GOAL: Check each line of the listing, and copy it if it contains the word "egzemplarzy".

MATERIAL PROVIDED:

^^^^

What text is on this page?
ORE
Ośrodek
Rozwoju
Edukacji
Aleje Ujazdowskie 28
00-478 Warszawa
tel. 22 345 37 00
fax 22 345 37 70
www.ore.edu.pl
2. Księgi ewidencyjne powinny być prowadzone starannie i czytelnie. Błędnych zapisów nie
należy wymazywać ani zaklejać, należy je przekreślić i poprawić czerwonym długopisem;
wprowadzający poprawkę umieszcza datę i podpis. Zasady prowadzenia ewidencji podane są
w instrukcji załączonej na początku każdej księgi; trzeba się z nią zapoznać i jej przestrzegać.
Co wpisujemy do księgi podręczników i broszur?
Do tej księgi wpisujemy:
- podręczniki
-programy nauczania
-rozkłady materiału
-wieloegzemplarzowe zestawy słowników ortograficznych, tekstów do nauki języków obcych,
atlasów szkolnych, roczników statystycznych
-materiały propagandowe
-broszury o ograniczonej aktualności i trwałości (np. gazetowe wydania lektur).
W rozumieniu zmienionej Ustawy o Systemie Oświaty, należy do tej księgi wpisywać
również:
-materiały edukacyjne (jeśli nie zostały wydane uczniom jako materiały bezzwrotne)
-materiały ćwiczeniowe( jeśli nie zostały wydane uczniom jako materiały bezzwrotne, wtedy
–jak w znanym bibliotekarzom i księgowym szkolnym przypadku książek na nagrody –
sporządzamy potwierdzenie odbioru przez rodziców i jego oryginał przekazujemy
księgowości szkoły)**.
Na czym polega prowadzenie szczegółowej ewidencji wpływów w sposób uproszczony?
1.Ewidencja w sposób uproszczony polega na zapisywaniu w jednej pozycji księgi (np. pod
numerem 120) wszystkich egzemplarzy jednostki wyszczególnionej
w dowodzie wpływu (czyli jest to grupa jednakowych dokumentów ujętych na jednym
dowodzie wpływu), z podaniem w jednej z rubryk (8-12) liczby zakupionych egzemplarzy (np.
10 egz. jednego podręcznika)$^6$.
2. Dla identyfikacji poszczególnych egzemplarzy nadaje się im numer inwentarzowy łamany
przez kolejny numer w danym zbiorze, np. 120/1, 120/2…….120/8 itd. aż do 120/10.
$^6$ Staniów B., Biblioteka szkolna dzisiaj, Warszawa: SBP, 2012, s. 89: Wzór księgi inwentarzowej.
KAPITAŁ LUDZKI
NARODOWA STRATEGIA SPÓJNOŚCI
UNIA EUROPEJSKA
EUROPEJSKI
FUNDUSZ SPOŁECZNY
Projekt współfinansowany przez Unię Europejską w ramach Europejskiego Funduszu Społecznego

^^^^

SOLUTION TO THIS EXERCISE:
numerem 120) wszystkich egzemplarzy jednostki wyszczególnionej
dowodzie wpływu), z podaniem w jednej z rubryk (8-12) liczby zakupionych egzemplarzy (np.
2. Dla identyfikacji poszczególnych egzemplarzy nadaje się im numer inwentarzowy łamany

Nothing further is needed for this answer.